**Stored records**
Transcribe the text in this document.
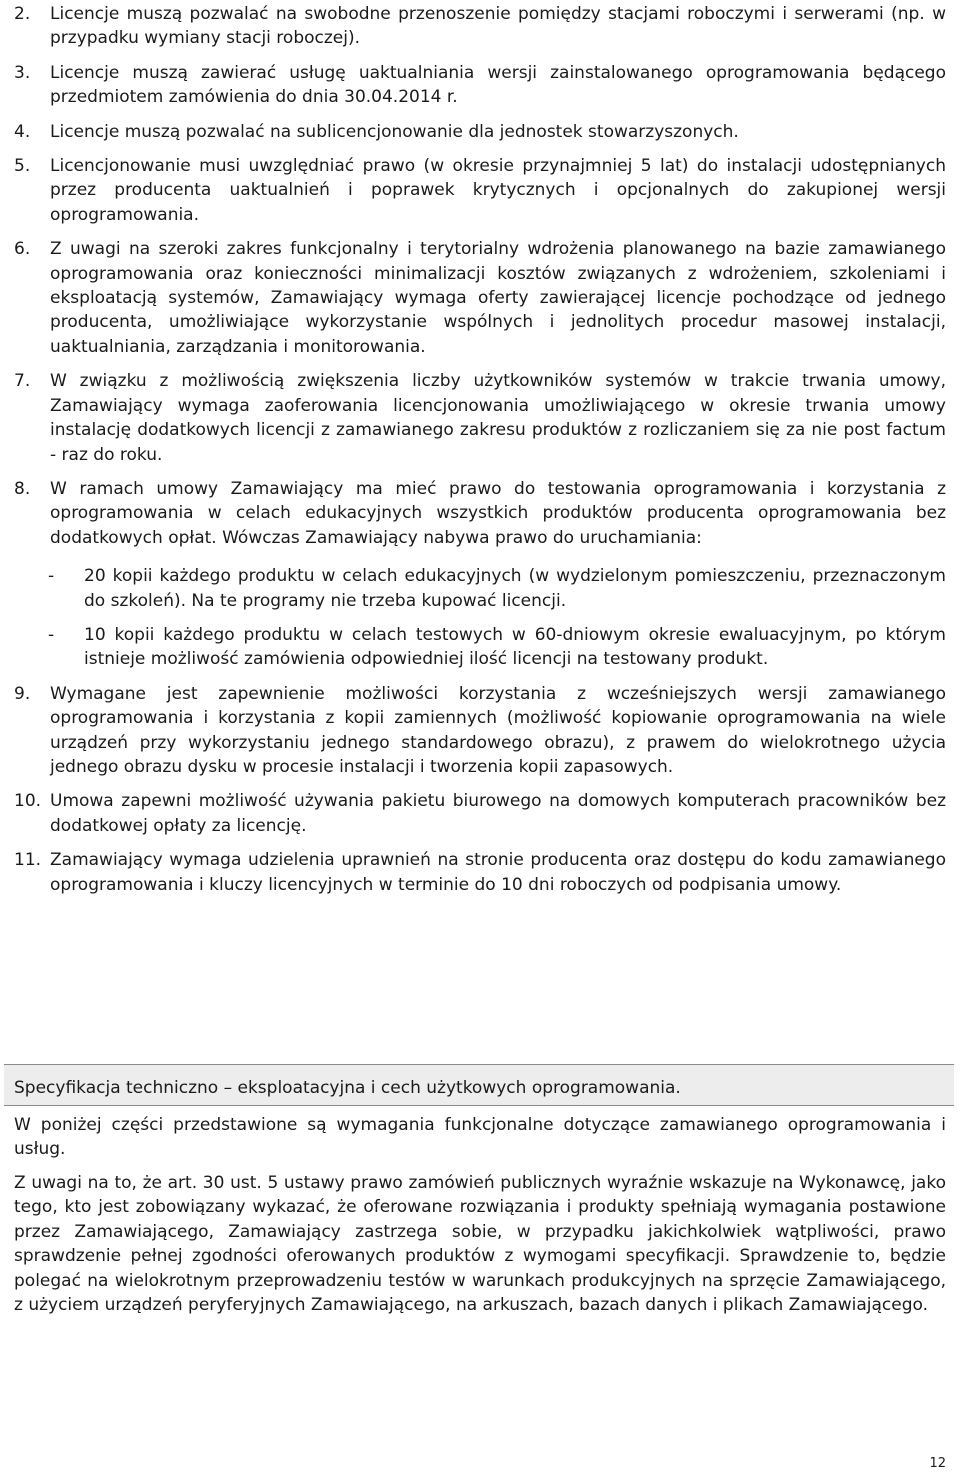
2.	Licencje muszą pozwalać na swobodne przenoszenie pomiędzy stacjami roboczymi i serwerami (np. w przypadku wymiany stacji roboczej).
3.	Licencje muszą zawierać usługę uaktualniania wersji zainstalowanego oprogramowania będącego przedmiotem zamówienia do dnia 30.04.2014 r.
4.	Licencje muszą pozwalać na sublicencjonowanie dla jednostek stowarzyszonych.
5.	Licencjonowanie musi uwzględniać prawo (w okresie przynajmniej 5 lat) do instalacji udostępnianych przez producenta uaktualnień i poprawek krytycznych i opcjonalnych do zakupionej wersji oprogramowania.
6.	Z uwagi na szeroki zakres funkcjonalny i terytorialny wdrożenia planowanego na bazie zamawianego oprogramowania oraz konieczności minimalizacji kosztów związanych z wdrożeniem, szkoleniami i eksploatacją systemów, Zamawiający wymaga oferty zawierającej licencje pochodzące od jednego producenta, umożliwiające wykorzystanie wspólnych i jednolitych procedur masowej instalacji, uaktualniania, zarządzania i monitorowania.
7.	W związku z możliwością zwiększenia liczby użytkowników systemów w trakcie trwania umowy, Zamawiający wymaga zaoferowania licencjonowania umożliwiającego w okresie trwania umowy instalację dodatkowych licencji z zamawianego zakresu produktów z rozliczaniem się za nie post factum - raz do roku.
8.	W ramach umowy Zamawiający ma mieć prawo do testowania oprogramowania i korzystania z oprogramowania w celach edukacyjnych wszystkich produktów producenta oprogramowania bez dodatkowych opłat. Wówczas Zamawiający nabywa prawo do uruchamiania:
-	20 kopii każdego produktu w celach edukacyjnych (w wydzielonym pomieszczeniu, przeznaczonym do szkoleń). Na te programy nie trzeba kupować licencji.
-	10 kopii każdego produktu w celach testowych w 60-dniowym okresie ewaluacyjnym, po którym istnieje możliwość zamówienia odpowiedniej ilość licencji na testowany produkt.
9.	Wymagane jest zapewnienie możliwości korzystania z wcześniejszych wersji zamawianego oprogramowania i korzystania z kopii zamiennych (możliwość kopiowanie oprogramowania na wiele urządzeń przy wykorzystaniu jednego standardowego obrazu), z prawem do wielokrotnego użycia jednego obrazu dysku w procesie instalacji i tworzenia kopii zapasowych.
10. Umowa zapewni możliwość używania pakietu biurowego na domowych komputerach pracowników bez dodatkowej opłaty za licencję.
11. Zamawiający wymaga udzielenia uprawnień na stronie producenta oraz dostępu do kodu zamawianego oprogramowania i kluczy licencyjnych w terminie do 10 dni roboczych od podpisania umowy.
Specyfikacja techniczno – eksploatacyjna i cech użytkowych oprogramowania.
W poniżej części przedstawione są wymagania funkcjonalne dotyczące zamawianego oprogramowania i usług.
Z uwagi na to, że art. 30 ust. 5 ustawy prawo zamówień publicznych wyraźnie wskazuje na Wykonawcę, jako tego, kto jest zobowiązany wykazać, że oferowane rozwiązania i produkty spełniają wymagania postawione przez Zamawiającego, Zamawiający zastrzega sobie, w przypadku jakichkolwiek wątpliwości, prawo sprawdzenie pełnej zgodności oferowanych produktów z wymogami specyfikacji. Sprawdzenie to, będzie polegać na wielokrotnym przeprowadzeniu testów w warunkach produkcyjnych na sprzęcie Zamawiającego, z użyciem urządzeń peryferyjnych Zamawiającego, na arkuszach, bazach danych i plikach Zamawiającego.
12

* * *

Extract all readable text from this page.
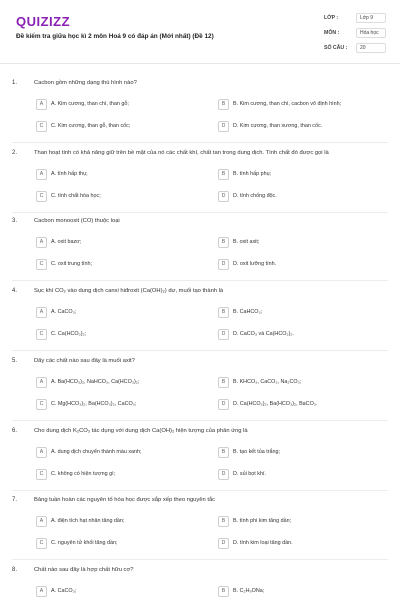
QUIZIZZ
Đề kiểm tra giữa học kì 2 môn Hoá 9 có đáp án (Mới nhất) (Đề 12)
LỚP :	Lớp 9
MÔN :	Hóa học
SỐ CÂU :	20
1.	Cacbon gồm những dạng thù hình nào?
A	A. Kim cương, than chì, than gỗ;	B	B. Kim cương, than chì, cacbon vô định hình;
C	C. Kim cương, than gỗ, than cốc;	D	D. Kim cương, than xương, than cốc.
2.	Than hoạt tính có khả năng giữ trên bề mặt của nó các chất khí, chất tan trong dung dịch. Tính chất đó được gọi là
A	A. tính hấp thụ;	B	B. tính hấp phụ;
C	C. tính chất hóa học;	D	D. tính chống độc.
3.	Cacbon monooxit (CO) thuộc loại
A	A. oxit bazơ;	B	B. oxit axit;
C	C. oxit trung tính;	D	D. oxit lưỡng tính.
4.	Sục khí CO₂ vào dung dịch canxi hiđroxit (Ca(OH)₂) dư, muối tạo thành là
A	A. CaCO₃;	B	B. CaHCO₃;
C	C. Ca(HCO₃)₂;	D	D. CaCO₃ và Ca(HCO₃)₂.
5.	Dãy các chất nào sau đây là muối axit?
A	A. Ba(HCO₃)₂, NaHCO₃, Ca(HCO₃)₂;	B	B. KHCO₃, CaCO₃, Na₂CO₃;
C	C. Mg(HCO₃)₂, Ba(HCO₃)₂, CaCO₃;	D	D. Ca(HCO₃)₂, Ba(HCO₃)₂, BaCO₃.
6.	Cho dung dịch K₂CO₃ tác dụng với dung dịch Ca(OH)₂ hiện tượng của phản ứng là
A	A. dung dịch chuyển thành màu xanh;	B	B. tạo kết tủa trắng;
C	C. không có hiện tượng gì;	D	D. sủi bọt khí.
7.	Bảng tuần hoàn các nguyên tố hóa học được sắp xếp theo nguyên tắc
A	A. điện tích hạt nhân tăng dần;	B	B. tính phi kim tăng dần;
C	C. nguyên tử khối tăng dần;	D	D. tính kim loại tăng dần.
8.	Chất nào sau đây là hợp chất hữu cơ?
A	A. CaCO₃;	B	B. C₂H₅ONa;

...

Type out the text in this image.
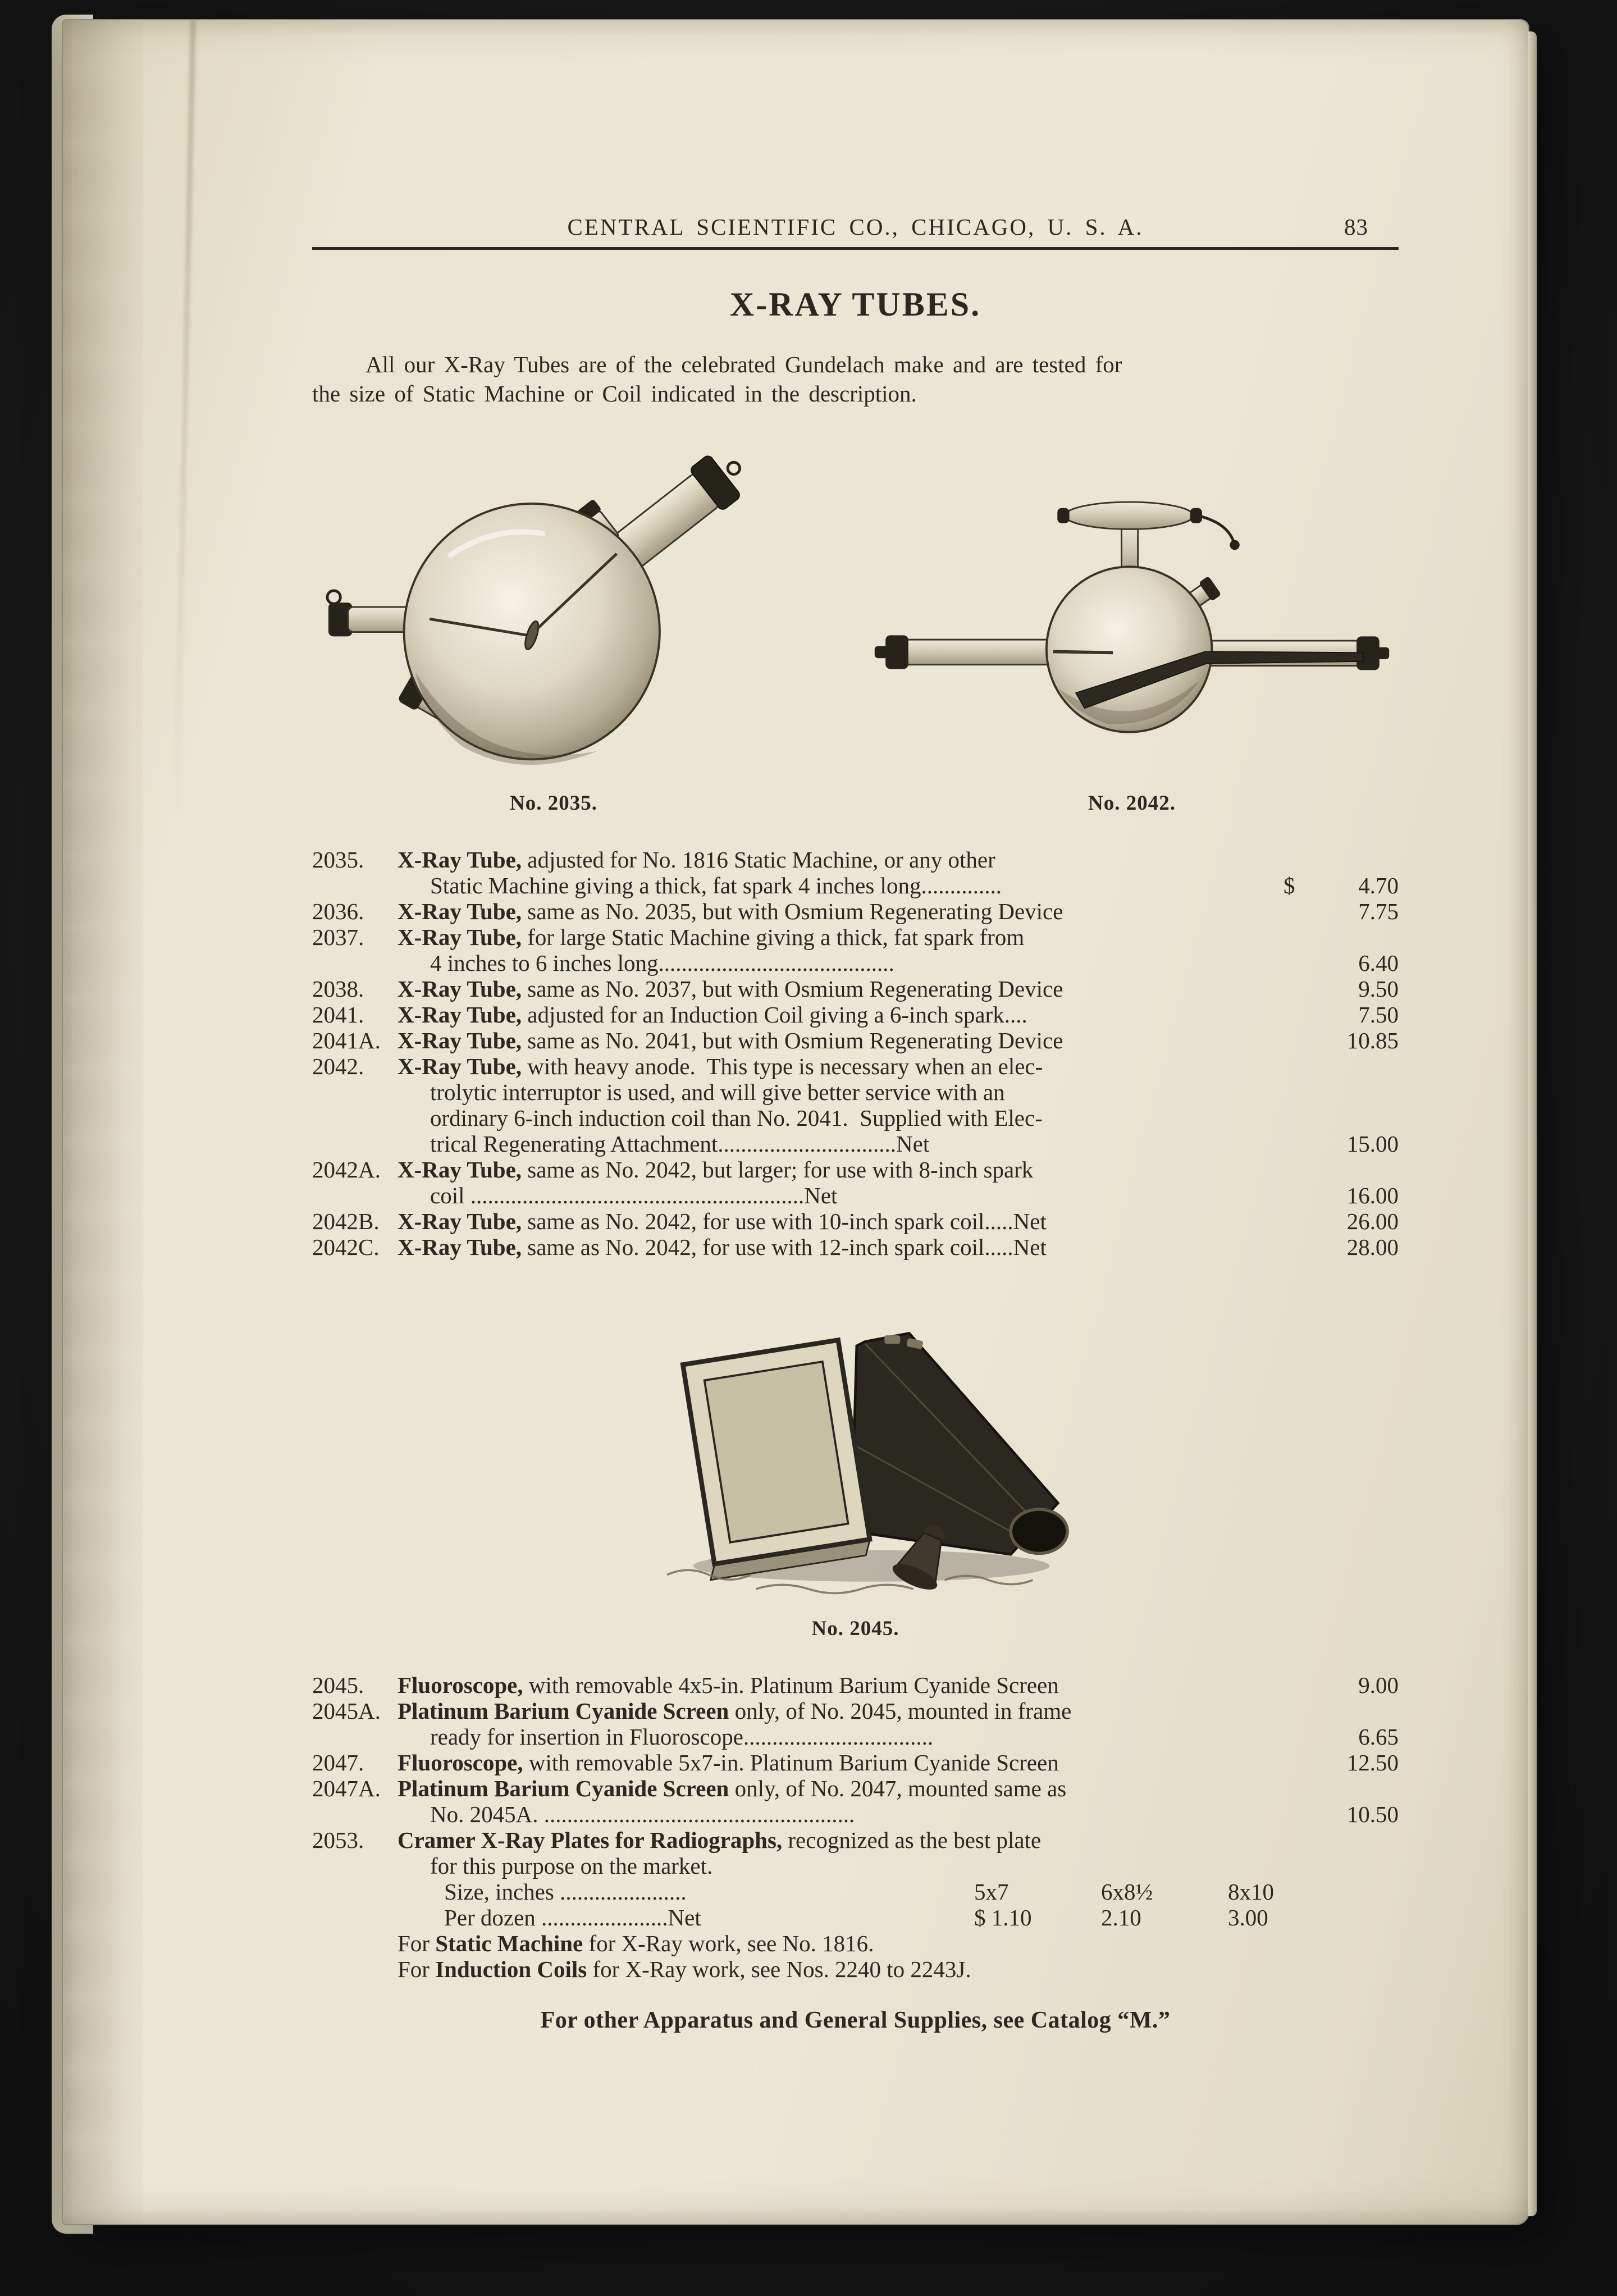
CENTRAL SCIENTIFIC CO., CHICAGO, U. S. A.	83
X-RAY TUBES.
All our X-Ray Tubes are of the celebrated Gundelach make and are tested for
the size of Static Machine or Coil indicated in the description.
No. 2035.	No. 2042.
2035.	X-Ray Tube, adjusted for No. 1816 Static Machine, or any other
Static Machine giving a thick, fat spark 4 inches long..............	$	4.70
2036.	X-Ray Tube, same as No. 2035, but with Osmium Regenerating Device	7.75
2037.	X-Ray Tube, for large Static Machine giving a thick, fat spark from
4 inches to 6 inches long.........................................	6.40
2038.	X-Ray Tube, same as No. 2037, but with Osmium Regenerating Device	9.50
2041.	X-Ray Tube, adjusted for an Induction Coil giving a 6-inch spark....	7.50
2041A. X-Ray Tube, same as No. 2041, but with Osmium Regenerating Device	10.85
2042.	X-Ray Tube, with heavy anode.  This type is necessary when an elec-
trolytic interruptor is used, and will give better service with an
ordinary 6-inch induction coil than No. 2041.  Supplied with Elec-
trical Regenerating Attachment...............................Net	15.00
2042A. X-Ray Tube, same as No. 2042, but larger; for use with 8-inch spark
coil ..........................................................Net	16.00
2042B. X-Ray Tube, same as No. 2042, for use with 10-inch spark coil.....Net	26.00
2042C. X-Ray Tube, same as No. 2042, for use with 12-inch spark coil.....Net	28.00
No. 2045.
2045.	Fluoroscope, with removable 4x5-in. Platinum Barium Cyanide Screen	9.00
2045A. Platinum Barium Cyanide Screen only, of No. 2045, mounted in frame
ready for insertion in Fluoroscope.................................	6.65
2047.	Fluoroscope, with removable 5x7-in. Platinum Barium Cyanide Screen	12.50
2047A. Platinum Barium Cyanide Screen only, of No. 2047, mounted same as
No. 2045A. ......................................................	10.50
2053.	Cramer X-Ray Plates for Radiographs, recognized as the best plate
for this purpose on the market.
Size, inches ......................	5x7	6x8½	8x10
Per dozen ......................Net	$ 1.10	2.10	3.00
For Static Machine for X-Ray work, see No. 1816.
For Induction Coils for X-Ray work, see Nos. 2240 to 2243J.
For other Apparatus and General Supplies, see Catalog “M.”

**Aim of the exercise**
Identify each line in the entries with the word "przypadku" and copy it.

**Task response**
2.	Licencje muszą pozwalać na swobodne przenoszenie pomiędzy stacjami roboczymi i serwerami (np. w przypadku wymiany stacji roboczej).
Z uwagi na to, że art. 30 ust. 5 ustawy prawo zamówień publicznych wyraźnie wskazuje na Wykonawcę, jako tego, kto jest zobowiązany wykazać, że oferowane rozwiązania i produkty spełniają wymagania postawione przez Zamawiającego, Zamawiający zastrzega sobie, w przypadku jakichkolwiek wątpliwości, prawo sprawdzenie pełnej zgodności oferowanych produktów z wymogami specyfikacji. Sprawdzenie to, będzie polegać na wielokrotnym przeprowadzeniu testów w warunkach produkcyjnych na sprzęcie Zamawiającego, z użyciem urządzeń peryferyjnych Zamawiającego, na arkuszach, bazach danych i plikach Zamawiającego.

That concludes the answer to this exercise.